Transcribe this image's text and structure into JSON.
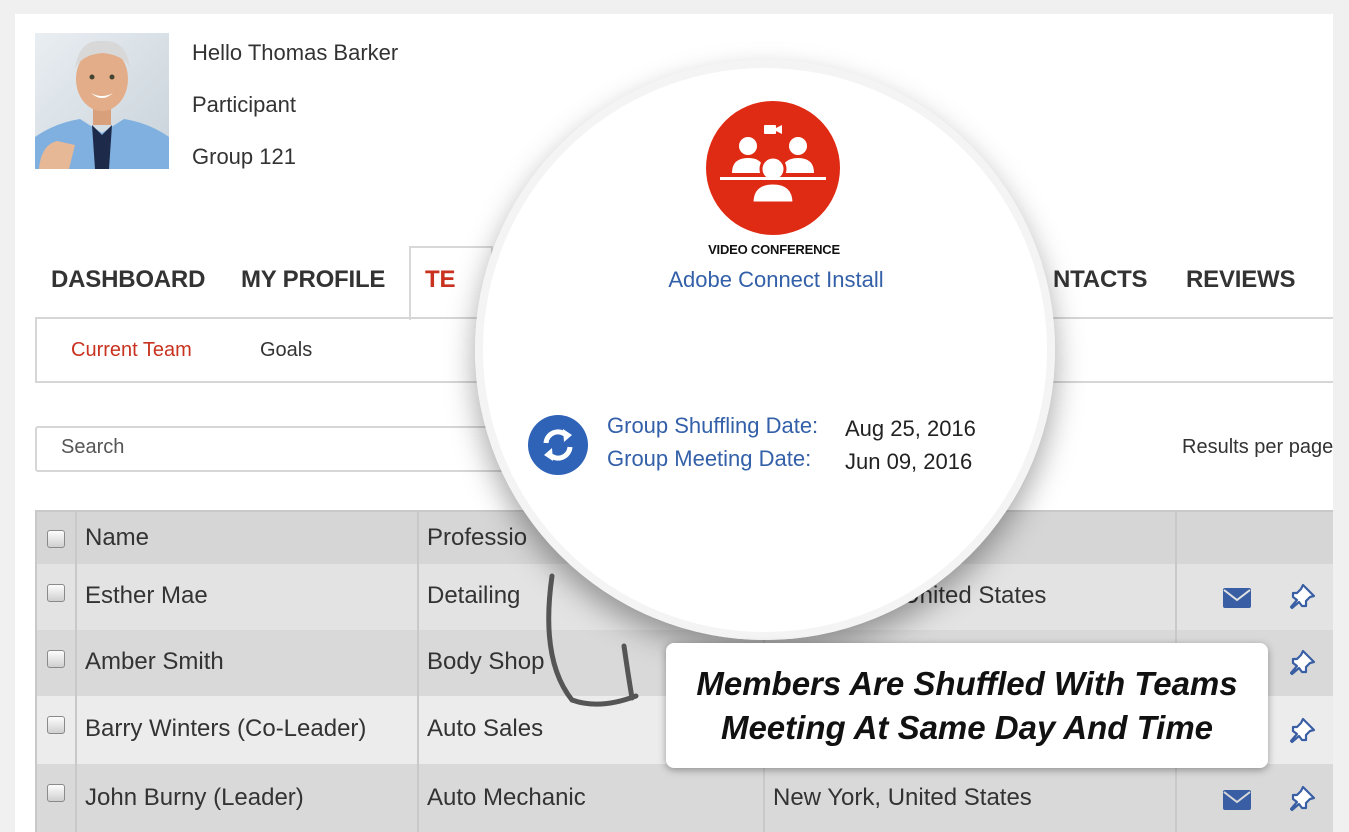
{
  "user": {
    "greeting": "Hello Thomas Barker",
    "role": "Participant",
    "group": "Group 121"
  },
  "tabs": [
    {
      "label": "DASHBOARD"
    },
    {
      "label": "MY PROFILE"
    },
    {
      "label": "TE"
    },
    {
      "label": "NTACTS"
    },
    {
      "label": "REVIEWS"
    }
  ],
  "subnav": {
    "items": [
      {
        "label": "Current Team"
      },
      {
        "label": "Goals"
      }
    ]
  },
  "search": {
    "placeholder": "Search"
  },
  "results_per_page_label": "Results per page",
  "table": {
    "headers": [
      "Name",
      "Professio"
    ],
    "rows": [
      {
        "name": "Esther Mae",
        "profession": "Detailing",
        "location": ", United States"
      },
      {
        "name": "Amber Smith",
        "profession": "Body Shop",
        "location": ""
      },
      {
        "name": "Barry Winters (Co-Leader)",
        "profession": "Auto Sales",
        "location": ""
      },
      {
        "name": "John Burny (Leader)",
        "profession": "Auto Mechanic",
        "location": "New York, United States"
      }
    ]
  },
  "magnifier": {
    "video_conference_label": "VIDEO CONFERENCE",
    "adobe_link": "Adobe Connect Install",
    "shuffling_label": "Group Shuffling Date:",
    "shuffling_date": "Aug 25, 2016",
    "meeting_label": "Group Meeting Date:",
    "meeting_date": "Jun 09, 2016"
  },
  "callout": {
    "line1": "Members Are Shuffled With Teams",
    "line2": "Meeting At Same Day And Time"
  },
  "colors": {
    "accent": "#c8321f",
    "link": "#3360a8",
    "video_red": "#e02b14",
    "shuffle_blue": "#2f63b8"
  }
}
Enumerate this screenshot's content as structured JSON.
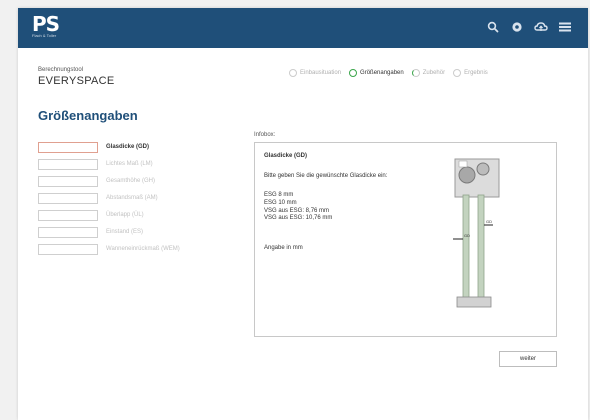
{
  "header": {
    "logo_mark": "PS",
    "logo_subtext": "Flach & Toller",
    "icons": [
      "search-icon",
      "settings-icon",
      "cloud-icon",
      "menu-icon"
    ],
    "bar_color": "#1f4f79"
  },
  "app": {
    "label": "Berechnungstool",
    "name": "EVERYSPACE"
  },
  "steps": [
    {
      "label": "Einbausituation",
      "state": "inactive"
    },
    {
      "label": "Größenangaben",
      "state": "active"
    },
    {
      "label": "Zubehör",
      "state": "partial"
    },
    {
      "label": "Ergebnis",
      "state": "inactive"
    }
  ],
  "main": {
    "heading": "Größenangaben",
    "fields": [
      {
        "label": "Glasdicke (GD)",
        "value": "",
        "active": true
      },
      {
        "label": "Lichtes Maß (LM)",
        "value": "",
        "active": false
      },
      {
        "label": "Gesamthöhe (GH)",
        "value": "",
        "active": false
      },
      {
        "label": "Abstandsmaß (AM)",
        "value": "",
        "active": false
      },
      {
        "label": "Überlapp (ÜL)",
        "value": "",
        "active": false
      },
      {
        "label": "Einstand (ES)",
        "value": "",
        "active": false
      },
      {
        "label": "Wanneneinrückmaß (WEM)",
        "value": "",
        "active": false
      }
    ]
  },
  "infobox": {
    "label": "Infobox:",
    "title": "Glasdicke (GD)",
    "intro": "Bitte geben Sie die gewünschte Glasdicke ein:",
    "options": [
      "ESG 8 mm",
      "ESG 10 mm",
      "VSG aus ESG: 8,76 mm",
      "VSG aus ESG: 10,76 mm"
    ],
    "unit_note": "Angabe in mm",
    "diagram_label": "GD"
  },
  "actions": {
    "next_label": "weiter"
  },
  "colors": {
    "accent": "#1f4f79",
    "active_step": "#3aa54a",
    "active_input_border": "#e0a090"
  }
}
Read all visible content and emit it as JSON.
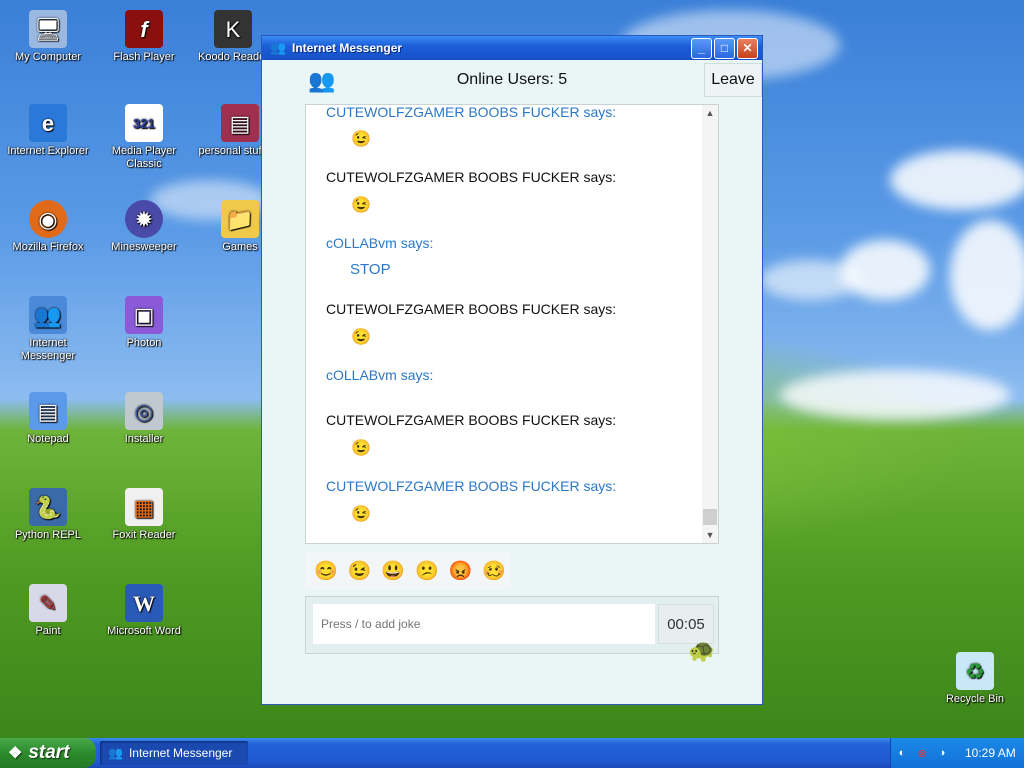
^^^^^^^^^^^^^^^^
◆ WHAT TO DO:
Copy each line above where the string "location" occurs.

◆ SOLUTION TO THE EXERCISE:
        "location": ", United States"
        "location": ""
        "location": ""
        "location": "New York, United States"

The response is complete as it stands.